**YOUR GOAL**. Extract every line below, verbatim.

--- Start RECORDS FOR PROCESSING ---

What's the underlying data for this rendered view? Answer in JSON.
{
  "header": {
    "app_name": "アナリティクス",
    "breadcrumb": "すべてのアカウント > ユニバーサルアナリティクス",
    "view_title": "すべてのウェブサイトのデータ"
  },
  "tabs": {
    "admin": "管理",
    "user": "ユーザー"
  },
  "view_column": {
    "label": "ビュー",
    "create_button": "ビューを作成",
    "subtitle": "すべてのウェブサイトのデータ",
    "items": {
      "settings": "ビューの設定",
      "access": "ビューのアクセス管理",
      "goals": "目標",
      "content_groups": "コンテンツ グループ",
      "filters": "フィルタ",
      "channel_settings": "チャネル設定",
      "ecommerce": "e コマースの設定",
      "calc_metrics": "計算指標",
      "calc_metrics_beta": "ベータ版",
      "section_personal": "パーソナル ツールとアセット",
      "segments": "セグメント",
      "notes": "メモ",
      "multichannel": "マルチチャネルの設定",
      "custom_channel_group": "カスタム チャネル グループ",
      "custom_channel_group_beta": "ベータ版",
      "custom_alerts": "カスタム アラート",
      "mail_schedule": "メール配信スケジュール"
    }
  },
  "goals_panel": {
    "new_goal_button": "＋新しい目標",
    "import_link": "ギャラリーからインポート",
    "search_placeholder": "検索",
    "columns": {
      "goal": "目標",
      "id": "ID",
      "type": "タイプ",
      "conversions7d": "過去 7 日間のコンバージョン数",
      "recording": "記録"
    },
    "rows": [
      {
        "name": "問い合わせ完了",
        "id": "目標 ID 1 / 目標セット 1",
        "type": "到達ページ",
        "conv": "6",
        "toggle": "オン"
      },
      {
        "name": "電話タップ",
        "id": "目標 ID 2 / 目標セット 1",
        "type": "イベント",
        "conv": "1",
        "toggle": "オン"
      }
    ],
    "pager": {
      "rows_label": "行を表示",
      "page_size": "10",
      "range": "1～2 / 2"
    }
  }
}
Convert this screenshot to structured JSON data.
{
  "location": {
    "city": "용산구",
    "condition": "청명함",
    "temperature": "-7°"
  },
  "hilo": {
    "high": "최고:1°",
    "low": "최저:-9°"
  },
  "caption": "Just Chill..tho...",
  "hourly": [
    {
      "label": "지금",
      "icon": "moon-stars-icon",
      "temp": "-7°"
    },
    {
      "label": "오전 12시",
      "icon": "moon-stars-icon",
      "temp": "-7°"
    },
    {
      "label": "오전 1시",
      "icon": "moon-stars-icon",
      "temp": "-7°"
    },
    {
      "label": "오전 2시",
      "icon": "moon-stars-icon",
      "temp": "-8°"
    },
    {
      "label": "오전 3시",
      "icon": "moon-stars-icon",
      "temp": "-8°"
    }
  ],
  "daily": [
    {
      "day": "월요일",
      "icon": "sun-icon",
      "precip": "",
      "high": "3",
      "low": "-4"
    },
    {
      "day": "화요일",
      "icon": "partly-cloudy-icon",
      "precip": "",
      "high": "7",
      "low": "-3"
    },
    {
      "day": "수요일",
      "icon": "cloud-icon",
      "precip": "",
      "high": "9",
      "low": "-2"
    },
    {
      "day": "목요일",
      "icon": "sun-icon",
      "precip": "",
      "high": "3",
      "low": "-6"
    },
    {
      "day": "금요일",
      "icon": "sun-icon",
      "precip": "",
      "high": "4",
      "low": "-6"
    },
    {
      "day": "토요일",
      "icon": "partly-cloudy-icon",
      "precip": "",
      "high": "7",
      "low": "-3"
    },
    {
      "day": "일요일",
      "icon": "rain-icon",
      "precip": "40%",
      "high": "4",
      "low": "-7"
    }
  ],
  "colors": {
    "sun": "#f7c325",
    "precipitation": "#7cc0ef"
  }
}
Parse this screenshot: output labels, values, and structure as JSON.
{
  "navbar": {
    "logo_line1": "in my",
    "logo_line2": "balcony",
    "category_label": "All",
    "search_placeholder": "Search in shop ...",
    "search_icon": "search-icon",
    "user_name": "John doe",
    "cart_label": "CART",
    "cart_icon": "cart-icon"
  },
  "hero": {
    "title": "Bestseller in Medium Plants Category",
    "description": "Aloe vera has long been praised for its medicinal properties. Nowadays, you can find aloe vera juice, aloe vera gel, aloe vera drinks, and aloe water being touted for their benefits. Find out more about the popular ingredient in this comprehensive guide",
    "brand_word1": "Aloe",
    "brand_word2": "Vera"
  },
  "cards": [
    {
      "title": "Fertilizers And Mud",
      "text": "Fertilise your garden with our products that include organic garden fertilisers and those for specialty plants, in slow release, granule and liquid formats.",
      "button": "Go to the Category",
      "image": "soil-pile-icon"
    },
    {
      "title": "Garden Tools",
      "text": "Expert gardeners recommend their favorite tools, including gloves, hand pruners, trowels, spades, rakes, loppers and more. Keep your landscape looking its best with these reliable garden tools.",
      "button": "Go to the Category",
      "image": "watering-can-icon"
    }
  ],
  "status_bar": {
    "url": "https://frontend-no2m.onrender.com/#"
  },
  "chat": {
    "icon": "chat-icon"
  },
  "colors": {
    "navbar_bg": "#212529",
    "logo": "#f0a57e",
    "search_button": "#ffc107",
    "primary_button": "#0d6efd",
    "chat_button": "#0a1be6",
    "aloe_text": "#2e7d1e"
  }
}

--- End RECORDS FOR PROCESSING ---

**TASK ANSWER**.
What's the underlying data for this rendered view? Answer in JSON.
{
  "header": {
    "app_name": "アナリティクス",
    "breadcrumb": "すべてのアカウント > ユニバーサルアナリティクス",
    "view_title": "すべてのウェブサイトのデータ"
  },
  "tabs": {
    "admin": "管理",
    "user": "ユーザー"
  },
  "view_column": {
    "label": "ビュー",
    "create_button": "ビューを作成",
    "subtitle": "すべてのウェブサイトのデータ",
    "items": {
      "settings": "ビューの設定",
      "access": "ビューのアクセス管理",
      "goals": "目標",
      "content_groups": "コンテンツ グループ",
      "filters": "フィルタ",
      "channel_settings": "チャネル設定",
      "ecommerce": "e コマースの設定",
      "calc_metrics": "計算指標",
      "calc_metrics_beta": "ベータ版",
      "section_personal": "パーソナル ツールとアセット",
      "segments": "セグメント",
      "notes": "メモ",
      "multichannel": "マルチチャネルの設定",
      "custom_channel_group": "カスタム チャネル グループ",
      "custom_channel_group_beta": "ベータ版",
      "custom_alerts": "カスタム アラート",
      "mail_schedule": "メール配信スケジュール"
    }
  },
  "goals_panel": {
    "new_goal_button": "＋新しい目標",
    "import_link": "ギャラリーからインポート",
    "search_placeholder": "検索",
    "columns": {
      "goal": "目標",
      "id": "ID",
      "type": "タイプ",
      "conversions7d": "過去 7 日間のコンバージョン数",
      "recording": "記録"
    },
    "rows": [
      {
        "name": "問い合わせ完了",
        "id": "目標 ID 1 / 目標セット 1",
        "type": "到達ページ",
        "conv": "6",
        "toggle": "オン"
      },
      {
        "name": "電話タップ",
        "id": "目標 ID 2 / 目標セット 1",
        "type": "イベント",
        "conv": "1",
        "toggle": "オン"
      }
    ],
    "pager": {
      "rows_label": "行を表示",
      "page_size": "10",
      "range": "1～2 / 2"
    }
  }
}
Convert this screenshot to structured JSON data.
{
  "location": {
    "city": "용산구",
    "condition": "청명함",
    "temperature": "-7°"
  },
  "hilo": {
    "high": "최고:1°",
    "low": "최저:-9°"
  },
  "caption": "Just Chill..tho...",
  "hourly": [
    {
      "label": "지금",
      "icon": "moon-stars-icon",
      "temp": "-7°"
    },
    {
      "label": "오전 12시",
      "icon": "moon-stars-icon",
      "temp": "-7°"
    },
    {
      "label": "오전 1시",
      "icon": "moon-stars-icon",
      "temp": "-7°"
    },
    {
      "label": "오전 2시",
      "icon": "moon-stars-icon",
      "temp": "-8°"
    },
    {
      "label": "오전 3시",
      "icon": "moon-stars-icon",
      "temp": "-8°"
    }
  ],
  "daily": [
    {
      "day": "월요일",
      "icon": "sun-icon",
      "precip": "",
      "high": "3",
      "low": "-4"
    },
    {
      "day": "화요일",
      "icon": "partly-cloudy-icon",
      "precip": "",
      "high": "7",
      "low": "-3"
    },
    {
      "day": "수요일",
      "icon": "cloud-icon",
      "precip": "",
      "high": "9",
      "low": "-2"
    },
    {
      "day": "목요일",
      "icon": "sun-icon",
      "precip": "",
      "high": "3",
      "low": "-6"
    },
    {
      "day": "금요일",
      "icon": "sun-icon",
      "precip": "",
      "high": "4",
      "low": "-6"
    },
    {
      "day": "토요일",
      "icon": "partly-cloudy-icon",
      "precip": "",
      "high": "7",
      "low": "-3"
    },
    {
      "day": "일요일",
      "icon": "rain-icon",
      "precip": "40%",
      "high": "4",
      "low": "-7"
    }
  ],
  "colors": {
    "sun": "#f7c325",
    "precipitation": "#7cc0ef"
  }
}
Parse this screenshot: output labels, values, and structure as JSON.
{
  "navbar": {
    "logo_line1": "in my",
    "logo_line2": "balcony",
    "category_label": "All",
    "search_placeholder": "Search in shop ...",
    "search_icon": "search-icon",
    "user_name": "John doe",
    "cart_label": "CART",
    "cart_icon": "cart-icon"
  },
  "hero": {
    "title": "Bestseller in Medium Plants Category",
    "description": "Aloe vera has long been praised for its medicinal properties. Nowadays, you can find aloe vera juice, aloe vera gel, aloe vera drinks, and aloe water being touted for their benefits. Find out more about the popular ingredient in this comprehensive guide",
    "brand_word1": "Aloe",
    "brand_word2": "Vera"
  },
  "cards": [
    {
      "title": "Fertilizers And Mud",
      "text": "Fertilise your garden with our products that include organic garden fertilisers and those for specialty plants, in slow release, granule and liquid formats.",
      "button": "Go to the Category",
      "image": "soil-pile-icon"
    },
    {
      "title": "Garden Tools",
      "text": "Expert gardeners recommend their favorite tools, including gloves, hand pruners, trowels, spades, rakes, loppers and more. Keep your landscape looking its best with these reliable garden tools.",
      "button": "Go to the Category",
      "image": "watering-can-icon"
    }
  ],
  "status_bar": {
    "url": "https://frontend-no2m.onrender.com/#"
  },
  "chat": {
    "icon": "chat-icon"
  },
  "colors": {
    "navbar_bg": "#212529",
    "logo": "#f0a57e",
    "search_button": "#ffc107",
    "primary_button": "#0d6efd",
    "chat_button": "#0a1be6",
    "aloe_text": "#2e7d1e"
  }
}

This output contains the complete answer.